(WHAT YOU NEED TO DO) Search the data for the word "palavra". Reproduce every line where it is found.

━━━━━━━━━━

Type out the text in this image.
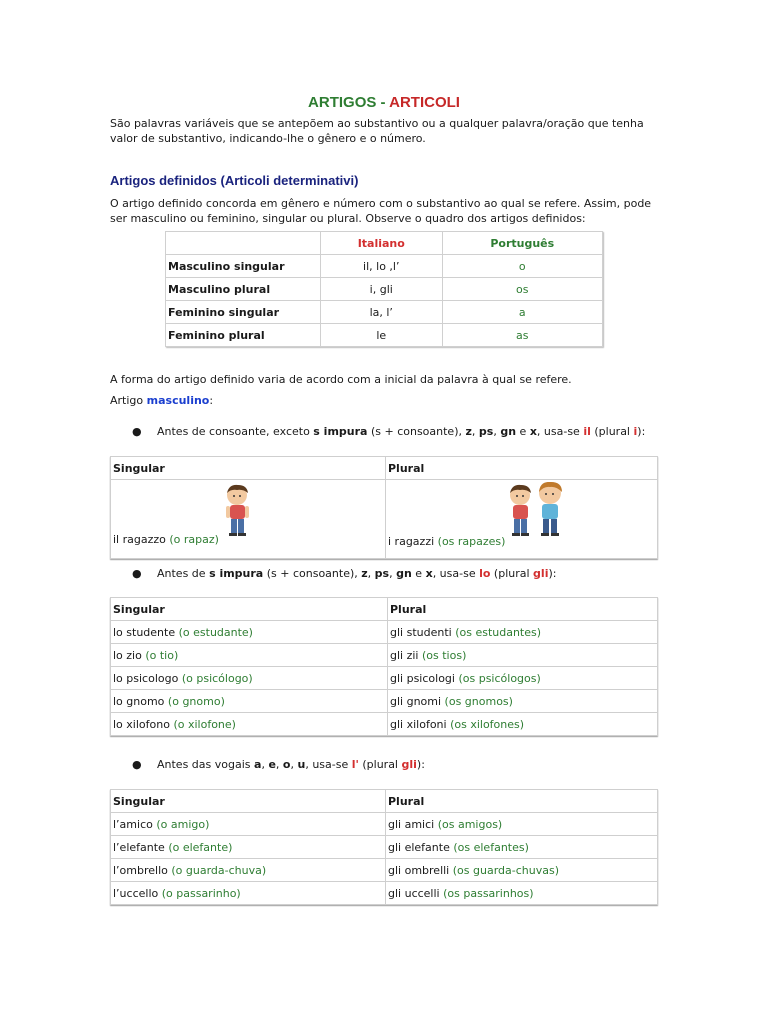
ARTIGOS - ARTICOLI
São palavras variáveis que se antepõem ao substantivo ou a qualquer palavra/oração que tenha valor de substantivo, indicando-lhe o gênero e o número.
Artigos definidos (Articoli determinativi)
O artigo definido concorda em gênero e número com o substantivo ao qual se refere. Assim, pode ser masculino ou feminino, singular ou plural. Observe o quadro dos artigos definidos:
	Italiano	Português
Masculino singular	il, lo ,l’	o
Masculino plural	i, gli	os
Feminino singular	la, l’	a
Feminino plural	le	as
A forma do artigo definido varia de acordo com a inicial da palavra à qual se refere.
Artigo masculino:
● Antes de consoante, exceto s impura (s + consoante), z, ps, gn e x, usa-se il (plural i):
Singular	Plural
il ragazzo (o rapaz)	i ragazzi (os rapazes)
● Antes de s impura (s + consoante), z, ps, gn e x, usa-se lo (plural gli):
Singular	Plural
lo studente (o estudante)	gli studenti (os estudantes)
lo zio (o tio)	gli zii (os tios)
lo psicologo (o psicólogo)	gli psicologi (os psicólogos)
lo gnomo (o gnomo)	gli gnomi (os gnomos)
lo xilofono (o xilofone)	gli xilofoni (os xilofones)
● Antes das vogais a, e, o, u, usa-se l' (plural gli):
Singular	Plural
l’amico (o amigo)	gli amici (os amigos)
l’elefante (o elefante)	gli elefante (os elefantes)
l’ombrello (o guarda-chuva)	gli ombrelli (os guarda-chuvas)
l’uccello (o passarinho)	gli uccelli (os passarinhos)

━━━━━━━━━━

(IN RESPONSE)
São palavras variáveis que se antepõem ao substantivo ou a qualquer palavra/oração que tenha valor de substantivo, indicando-lhe o gênero e o número.
A forma do artigo definido varia de acordo com a inicial da palavra à qual se refere.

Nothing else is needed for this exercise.